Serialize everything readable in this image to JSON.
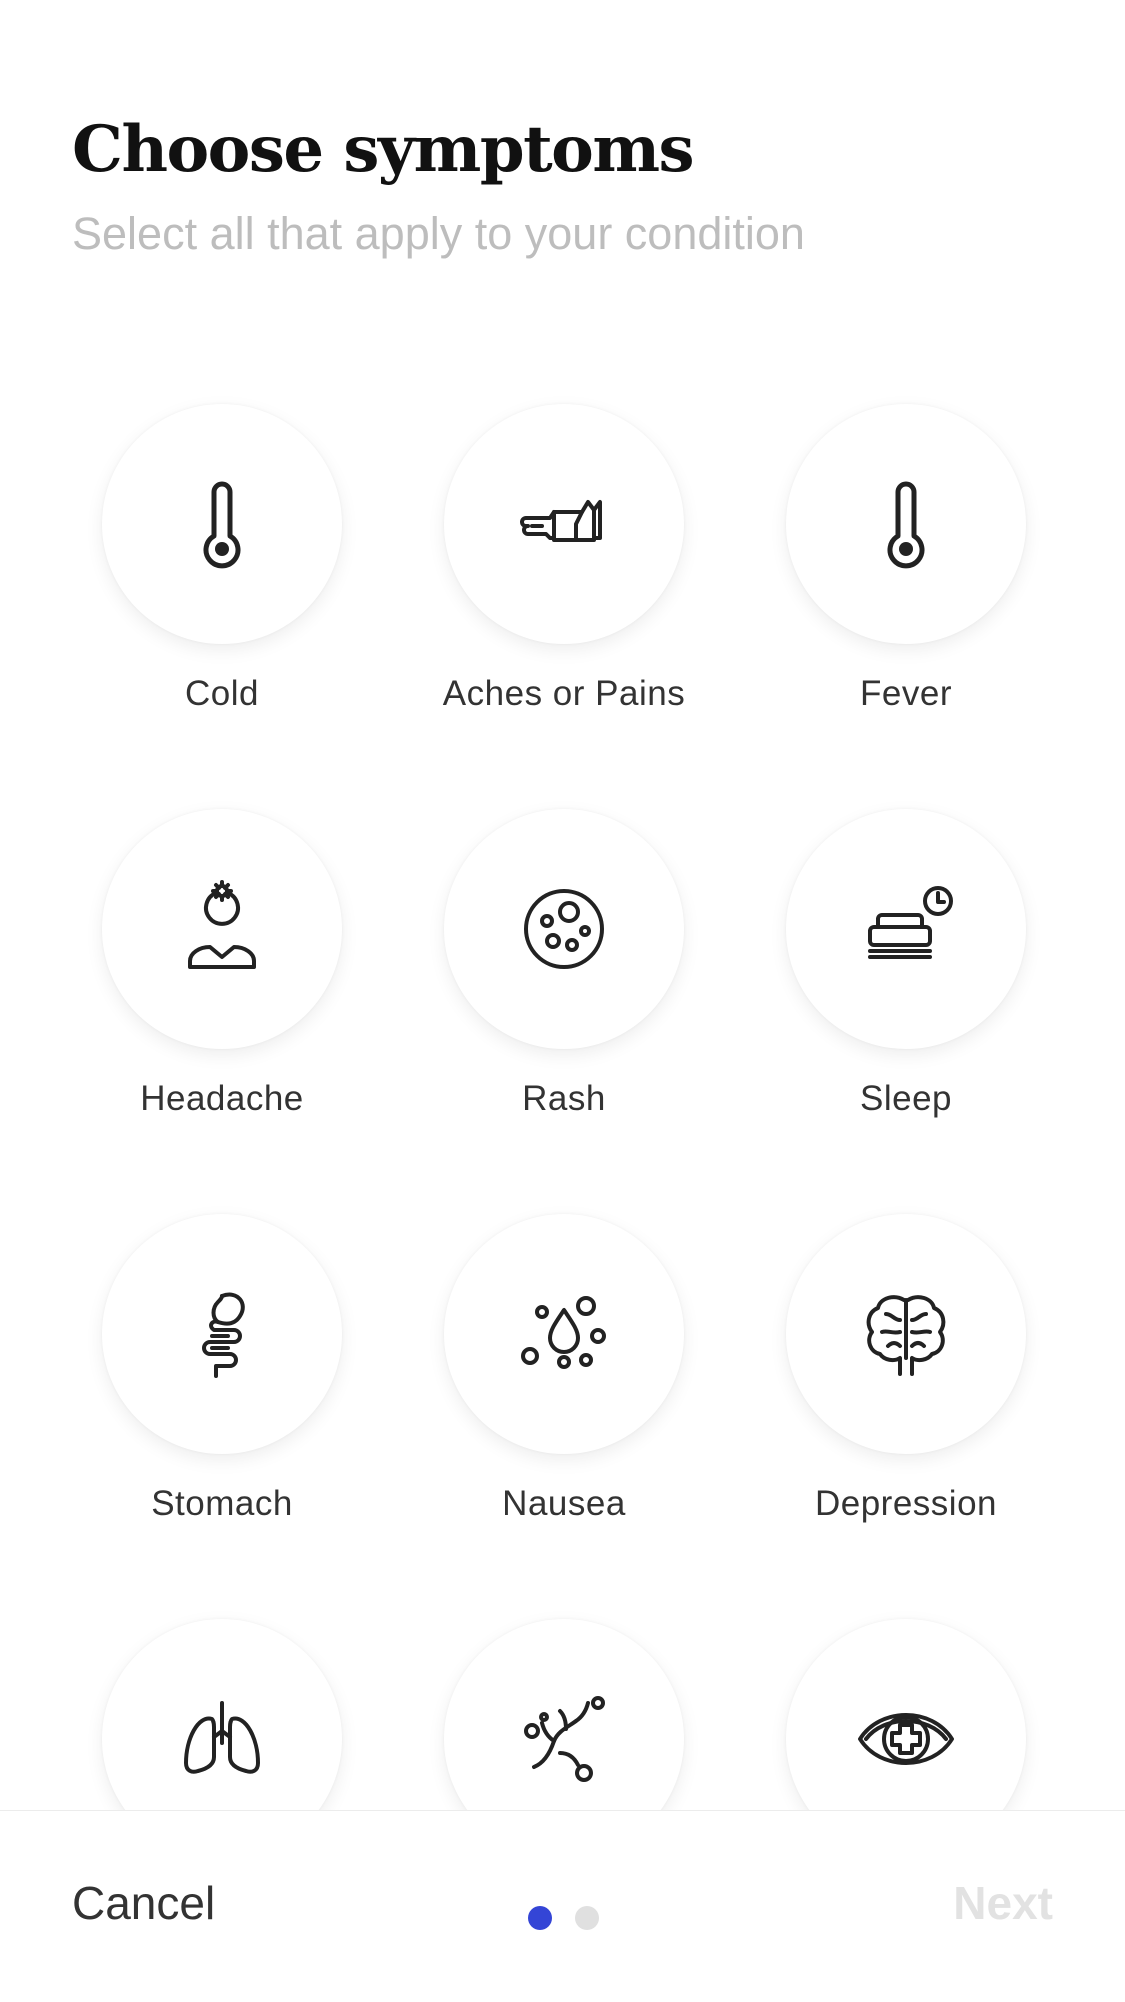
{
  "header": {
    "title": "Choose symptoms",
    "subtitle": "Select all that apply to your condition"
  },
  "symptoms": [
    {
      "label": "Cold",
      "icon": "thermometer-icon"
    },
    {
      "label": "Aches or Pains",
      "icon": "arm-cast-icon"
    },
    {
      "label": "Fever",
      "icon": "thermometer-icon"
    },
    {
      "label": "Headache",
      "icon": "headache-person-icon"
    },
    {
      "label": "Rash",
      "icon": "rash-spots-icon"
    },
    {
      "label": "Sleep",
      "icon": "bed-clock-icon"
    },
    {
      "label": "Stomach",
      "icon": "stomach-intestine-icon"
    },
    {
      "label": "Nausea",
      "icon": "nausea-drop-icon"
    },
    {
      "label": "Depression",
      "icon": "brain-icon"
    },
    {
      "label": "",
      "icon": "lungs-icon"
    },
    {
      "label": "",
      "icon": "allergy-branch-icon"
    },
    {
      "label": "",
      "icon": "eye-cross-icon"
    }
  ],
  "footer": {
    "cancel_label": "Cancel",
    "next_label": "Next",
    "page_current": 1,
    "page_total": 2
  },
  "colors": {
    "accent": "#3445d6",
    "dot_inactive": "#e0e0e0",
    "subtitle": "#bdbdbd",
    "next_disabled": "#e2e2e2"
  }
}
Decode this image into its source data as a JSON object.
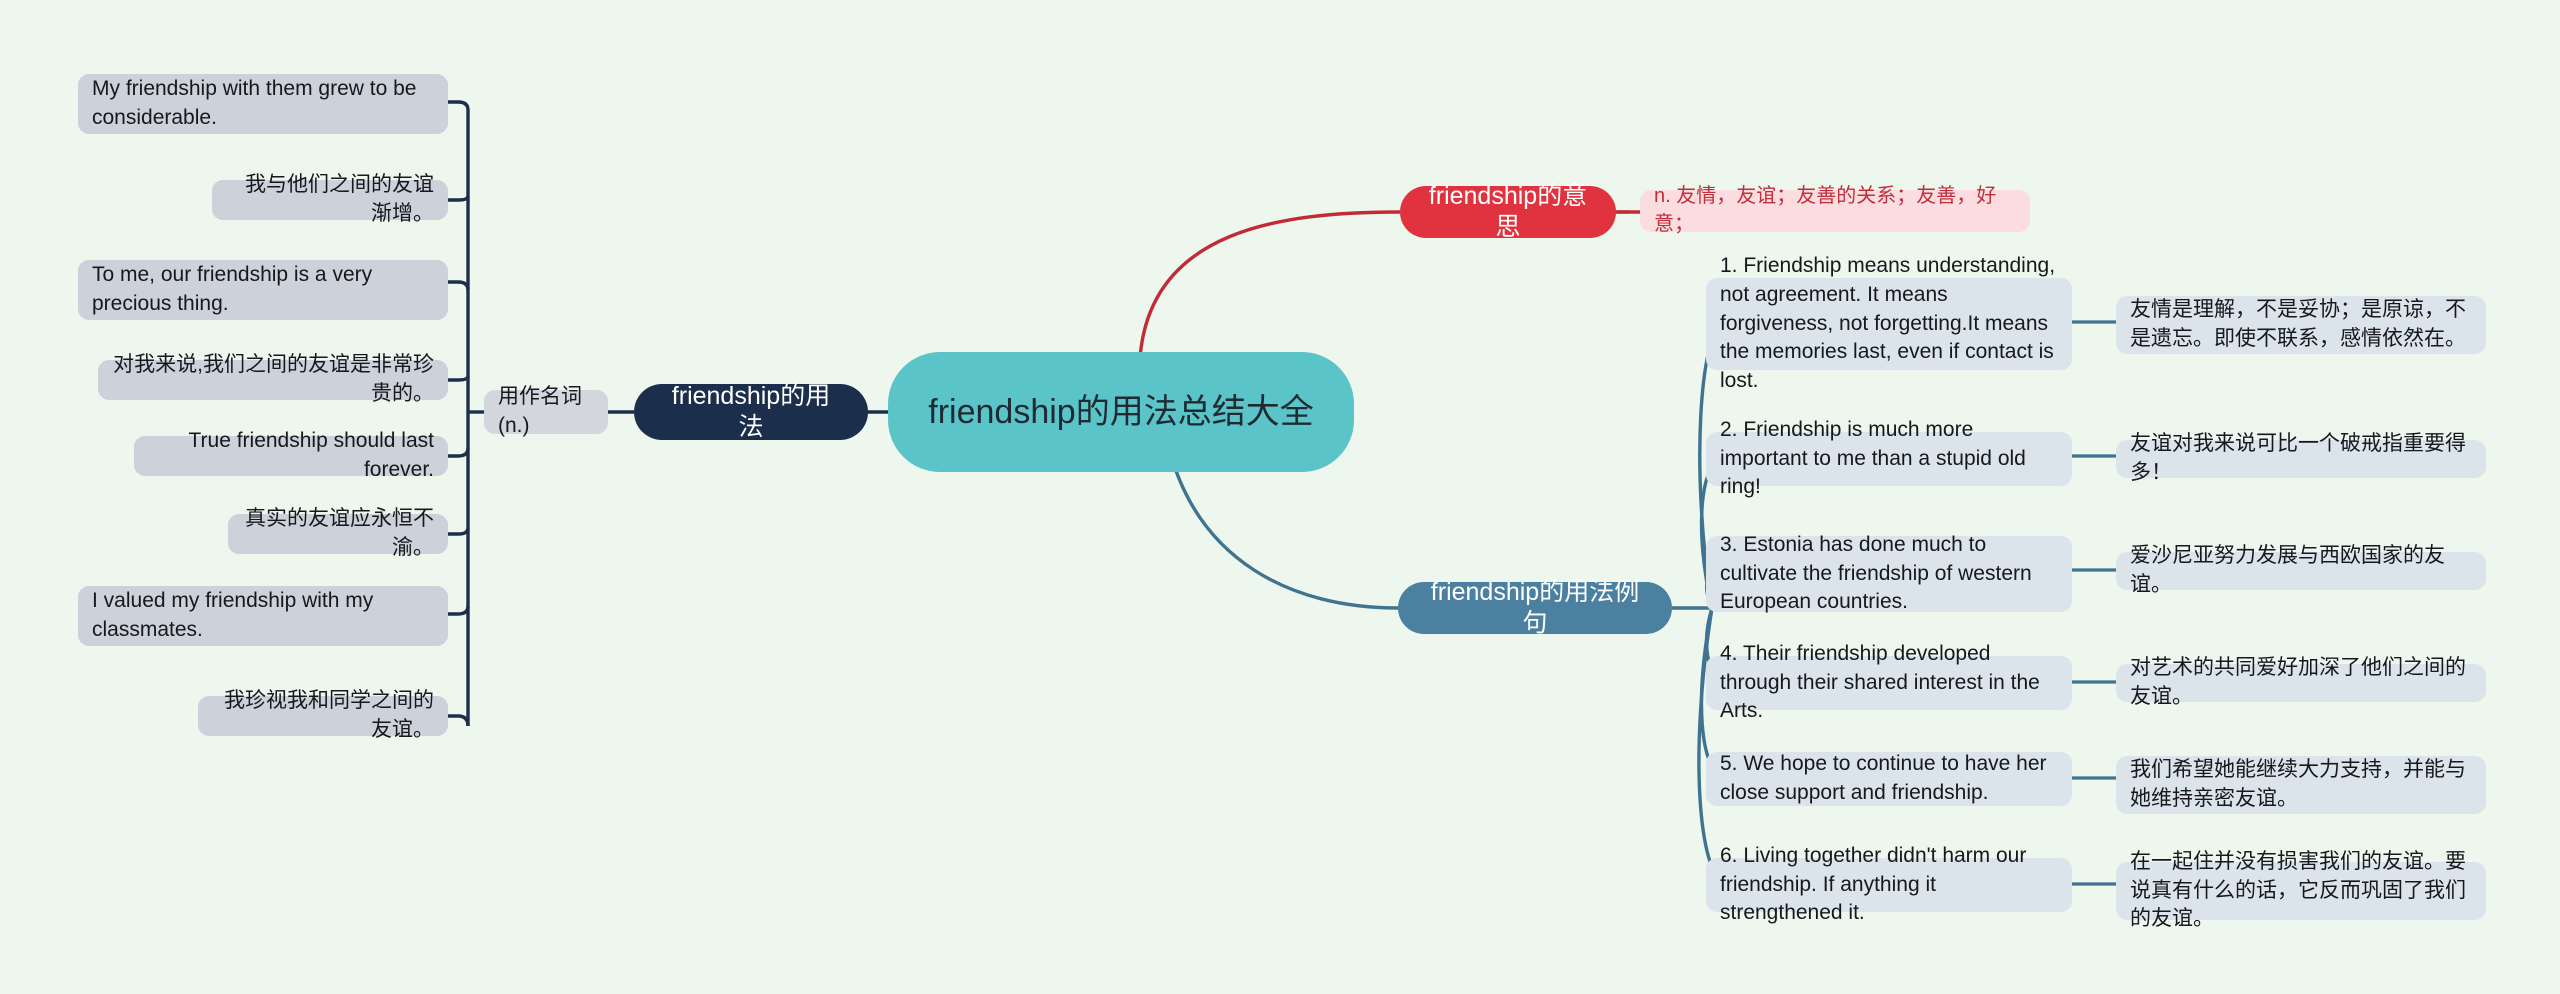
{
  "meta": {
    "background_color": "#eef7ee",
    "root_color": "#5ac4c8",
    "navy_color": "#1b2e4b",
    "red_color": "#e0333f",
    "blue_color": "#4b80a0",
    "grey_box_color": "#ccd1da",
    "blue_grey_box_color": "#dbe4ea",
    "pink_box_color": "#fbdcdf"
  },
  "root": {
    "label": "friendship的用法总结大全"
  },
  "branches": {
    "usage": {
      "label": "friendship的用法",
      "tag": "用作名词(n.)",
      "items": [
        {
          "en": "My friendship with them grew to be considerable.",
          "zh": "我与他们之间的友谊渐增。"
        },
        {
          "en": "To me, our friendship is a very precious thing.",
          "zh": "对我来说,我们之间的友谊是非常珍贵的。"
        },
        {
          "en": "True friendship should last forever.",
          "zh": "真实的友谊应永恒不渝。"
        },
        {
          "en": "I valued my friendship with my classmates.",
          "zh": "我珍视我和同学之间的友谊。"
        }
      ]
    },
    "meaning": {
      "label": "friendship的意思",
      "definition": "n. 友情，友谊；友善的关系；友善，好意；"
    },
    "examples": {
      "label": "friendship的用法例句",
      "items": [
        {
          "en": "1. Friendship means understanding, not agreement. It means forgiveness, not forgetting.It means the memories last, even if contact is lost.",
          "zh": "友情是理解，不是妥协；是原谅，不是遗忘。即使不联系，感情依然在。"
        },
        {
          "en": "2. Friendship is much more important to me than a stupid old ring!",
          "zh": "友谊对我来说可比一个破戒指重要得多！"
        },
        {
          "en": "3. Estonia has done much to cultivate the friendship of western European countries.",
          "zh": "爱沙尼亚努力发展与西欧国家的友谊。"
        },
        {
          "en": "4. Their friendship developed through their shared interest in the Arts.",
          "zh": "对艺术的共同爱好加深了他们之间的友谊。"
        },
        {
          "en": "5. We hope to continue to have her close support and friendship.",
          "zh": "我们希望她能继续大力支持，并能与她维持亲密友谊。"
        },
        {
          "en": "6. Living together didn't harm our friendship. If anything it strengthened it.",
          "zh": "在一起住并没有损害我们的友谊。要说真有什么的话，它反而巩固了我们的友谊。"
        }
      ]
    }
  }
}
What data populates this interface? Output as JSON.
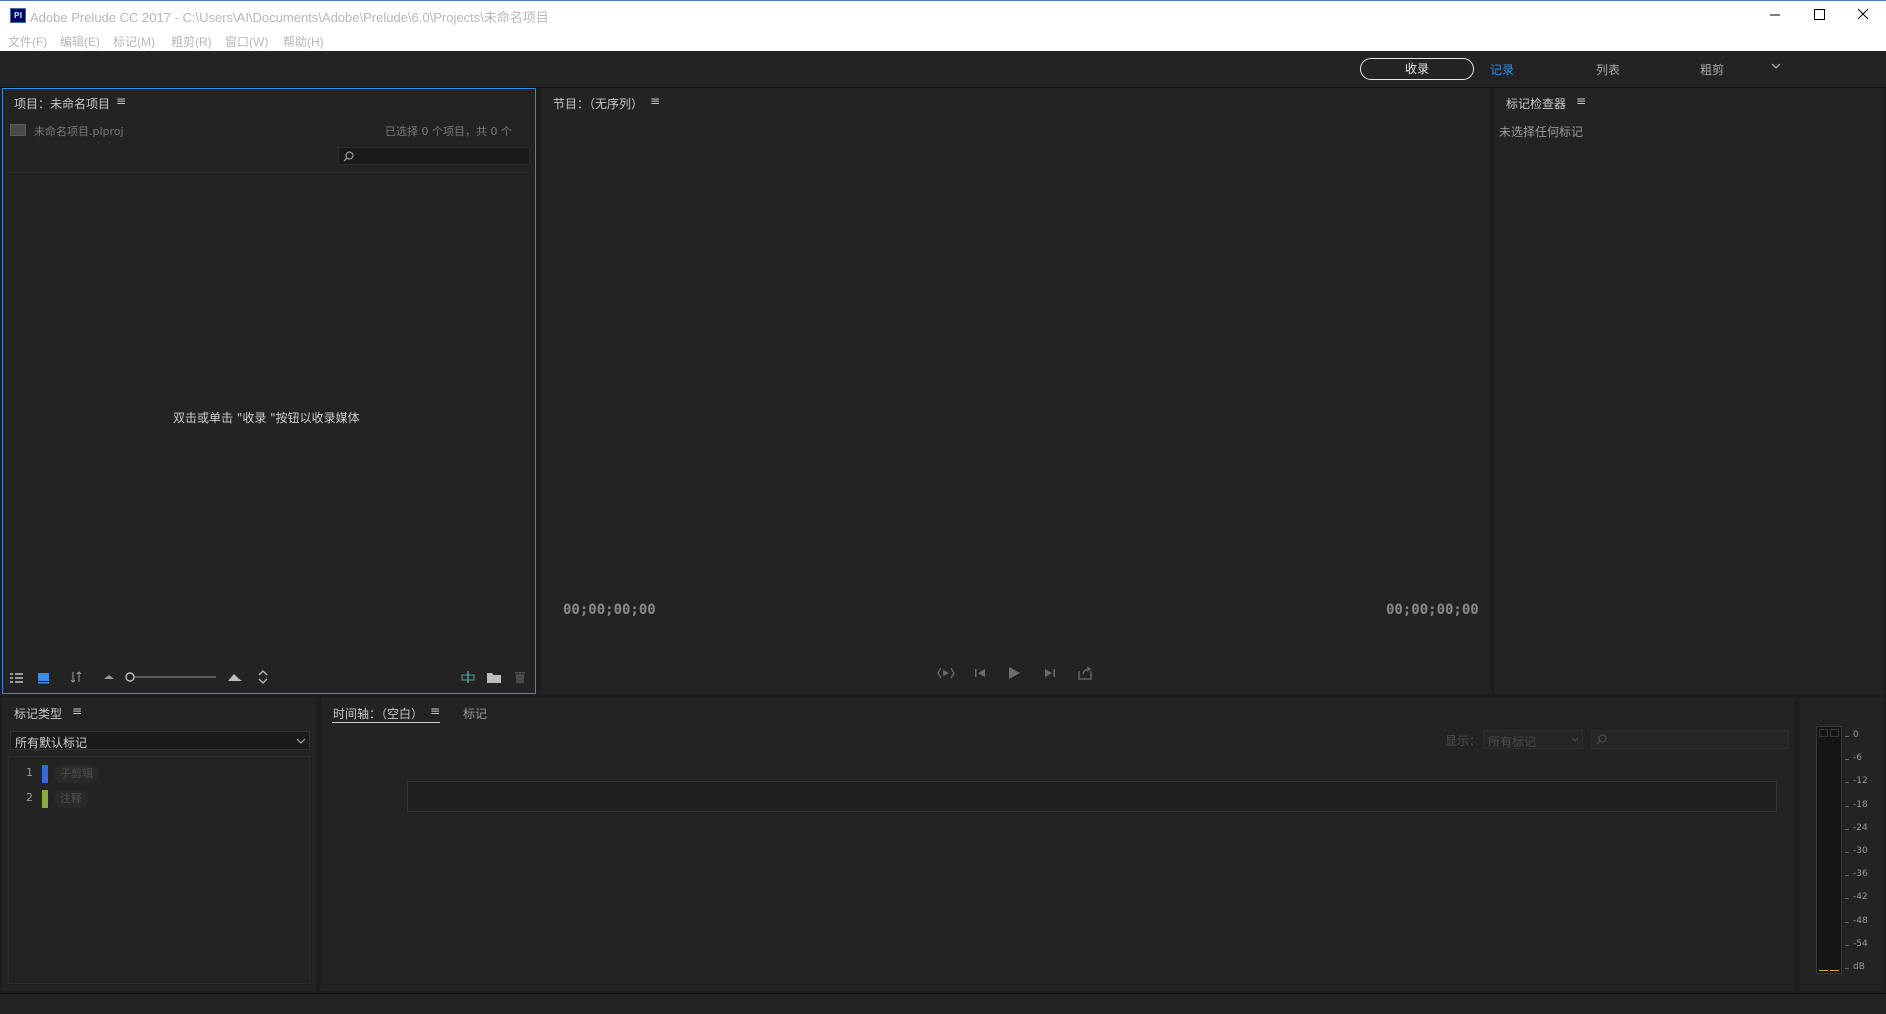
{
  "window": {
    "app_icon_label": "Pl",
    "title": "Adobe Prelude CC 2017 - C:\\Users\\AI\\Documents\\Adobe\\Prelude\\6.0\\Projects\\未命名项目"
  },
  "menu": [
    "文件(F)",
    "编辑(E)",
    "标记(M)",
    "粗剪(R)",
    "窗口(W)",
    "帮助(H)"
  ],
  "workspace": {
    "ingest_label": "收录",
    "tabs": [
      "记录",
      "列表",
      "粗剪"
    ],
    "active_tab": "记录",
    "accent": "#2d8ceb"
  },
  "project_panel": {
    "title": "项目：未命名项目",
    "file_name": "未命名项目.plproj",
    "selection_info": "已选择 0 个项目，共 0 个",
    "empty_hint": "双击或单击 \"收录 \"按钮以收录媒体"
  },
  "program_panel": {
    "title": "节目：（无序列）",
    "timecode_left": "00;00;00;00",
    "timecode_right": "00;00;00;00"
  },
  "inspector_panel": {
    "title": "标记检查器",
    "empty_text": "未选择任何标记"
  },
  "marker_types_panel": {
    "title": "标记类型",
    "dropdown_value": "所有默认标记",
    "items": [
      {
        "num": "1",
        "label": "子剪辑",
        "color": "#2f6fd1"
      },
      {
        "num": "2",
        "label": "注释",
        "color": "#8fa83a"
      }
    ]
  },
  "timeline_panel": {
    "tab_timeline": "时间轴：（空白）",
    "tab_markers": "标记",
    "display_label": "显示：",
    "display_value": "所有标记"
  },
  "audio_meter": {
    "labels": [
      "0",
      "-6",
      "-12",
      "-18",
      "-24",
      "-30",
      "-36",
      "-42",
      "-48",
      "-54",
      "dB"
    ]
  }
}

* _EXERCISE INSTRUCTIONS_
Transcribe all of the records above character for character. Exclude the pictures.

* _EXPECTED ANSWER_
Serialize everything readable in this image to JSON.
{
  "header": {
    "title": "Choose symptoms",
    "subtitle": "Select all that apply to your condition"
  },
  "symptoms": [
    {
      "label": "Cold",
      "icon": "thermometer-icon"
    },
    {
      "label": "Aches or Pains",
      "icon": "arm-cast-icon"
    },
    {
      "label": "Fever",
      "icon": "thermometer-icon"
    },
    {
      "label": "Headache",
      "icon": "headache-person-icon"
    },
    {
      "label": "Rash",
      "icon": "rash-spots-icon"
    },
    {
      "label": "Sleep",
      "icon": "bed-clock-icon"
    },
    {
      "label": "Stomach",
      "icon": "stomach-intestine-icon"
    },
    {
      "label": "Nausea",
      "icon": "nausea-drop-icon"
    },
    {
      "label": "Depression",
      "icon": "brain-icon"
    },
    {
      "label": "",
      "icon": "lungs-icon"
    },
    {
      "label": "",
      "icon": "allergy-branch-icon"
    },
    {
      "label": "",
      "icon": "eye-cross-icon"
    }
  ],
  "footer": {
    "cancel_label": "Cancel",
    "next_label": "Next",
    "page_current": 1,
    "page_total": 2
  },
  "colors": {
    "accent": "#3445d6",
    "dot_inactive": "#e0e0e0",
    "subtitle": "#bdbdbd",
    "next_disabled": "#e2e2e2"
  }
}
Decode this image into its source data as a JSON object.
{
  "meta": {
    "background_color": "#eef7ee",
    "root_color": "#5ac4c8",
    "navy_color": "#1b2e4b",
    "red_color": "#e0333f",
    "blue_color": "#4b80a0",
    "grey_box_color": "#ccd1da",
    "blue_grey_box_color": "#dbe4ea",
    "pink_box_color": "#fbdcdf"
  },
  "root": {
    "label": "friendship的用法总结大全"
  },
  "branches": {
    "usage": {
      "label": "friendship的用法",
      "tag": "用作名词(n.)",
      "items": [
        {
          "en": "My friendship with them grew to be considerable.",
          "zh": "我与他们之间的友谊渐增。"
        },
        {
          "en": "To me, our friendship is a very precious thing.",
          "zh": "对我来说,我们之间的友谊是非常珍贵的。"
        },
        {
          "en": "True friendship should last forever.",
          "zh": "真实的友谊应永恒不渝。"
        },
        {
          "en": "I valued my friendship with my classmates.",
          "zh": "我珍视我和同学之间的友谊。"
        }
      ]
    },
    "meaning": {
      "label": "friendship的意思",
      "definition": "n. 友情，友谊；友善的关系；友善，好意；"
    },
    "examples": {
      "label": "friendship的用法例句",
      "items": [
        {
          "en": "1. Friendship means understanding, not agreement. It means forgiveness, not forgetting.It means the memories last, even if contact is lost.",
          "zh": "友情是理解，不是妥协；是原谅，不是遗忘。即使不联系，感情依然在。"
        },
        {
          "en": "2. Friendship is much more important to me than a stupid old ring!",
          "zh": "友谊对我来说可比一个破戒指重要得多！"
        },
        {
          "en": "3. Estonia has done much to cultivate the friendship of western European countries.",
          "zh": "爱沙尼亚努力发展与西欧国家的友谊。"
        },
        {
          "en": "4. Their friendship developed through their shared interest in the Arts.",
          "zh": "对艺术的共同爱好加深了他们之间的友谊。"
        },
        {
          "en": "5. We hope to continue to have her close support and friendship.",
          "zh": "我们希望她能继续大力支持，并能与她维持亲密友谊。"
        },
        {
          "en": "6. Living together didn't harm our friendship. If anything it strengthened it.",
          "zh": "在一起住并没有损害我们的友谊。要说真有什么的话，它反而巩固了我们的友谊。"
        }
      ]
    }
  }
}
What data populates this interface? Output as JSON.
{
  "window": {
    "app_icon_label": "Pl",
    "title": "Adobe Prelude CC 2017 - C:\\Users\\AI\\Documents\\Adobe\\Prelude\\6.0\\Projects\\未命名项目"
  },
  "menu": [
    "文件(F)",
    "编辑(E)",
    "标记(M)",
    "粗剪(R)",
    "窗口(W)",
    "帮助(H)"
  ],
  "workspace": {
    "ingest_label": "收录",
    "tabs": [
      "记录",
      "列表",
      "粗剪"
    ],
    "active_tab": "记录",
    "accent": "#2d8ceb"
  },
  "project_panel": {
    "title": "项目：未命名项目",
    "file_name": "未命名项目.plproj",
    "selection_info": "已选择 0 个项目，共 0 个",
    "empty_hint": "双击或单击 \"收录 \"按钮以收录媒体"
  },
  "program_panel": {
    "title": "节目：（无序列）",
    "timecode_left": "00;00;00;00",
    "timecode_right": "00;00;00;00"
  },
  "inspector_panel": {
    "title": "标记检查器",
    "empty_text": "未选择任何标记"
  },
  "marker_types_panel": {
    "title": "标记类型",
    "dropdown_value": "所有默认标记",
    "items": [
      {
        "num": "1",
        "label": "子剪辑",
        "color": "#2f6fd1"
      },
      {
        "num": "2",
        "label": "注释",
        "color": "#8fa83a"
      }
    ]
  },
  "timeline_panel": {
    "tab_timeline": "时间轴：（空白）",
    "tab_markers": "标记",
    "display_label": "显示：",
    "display_value": "所有标记"
  },
  "audio_meter": {
    "labels": [
      "0",
      "-6",
      "-12",
      "-18",
      "-24",
      "-30",
      "-36",
      "-42",
      "-48",
      "-54",
      "dB"
    ]
  }
}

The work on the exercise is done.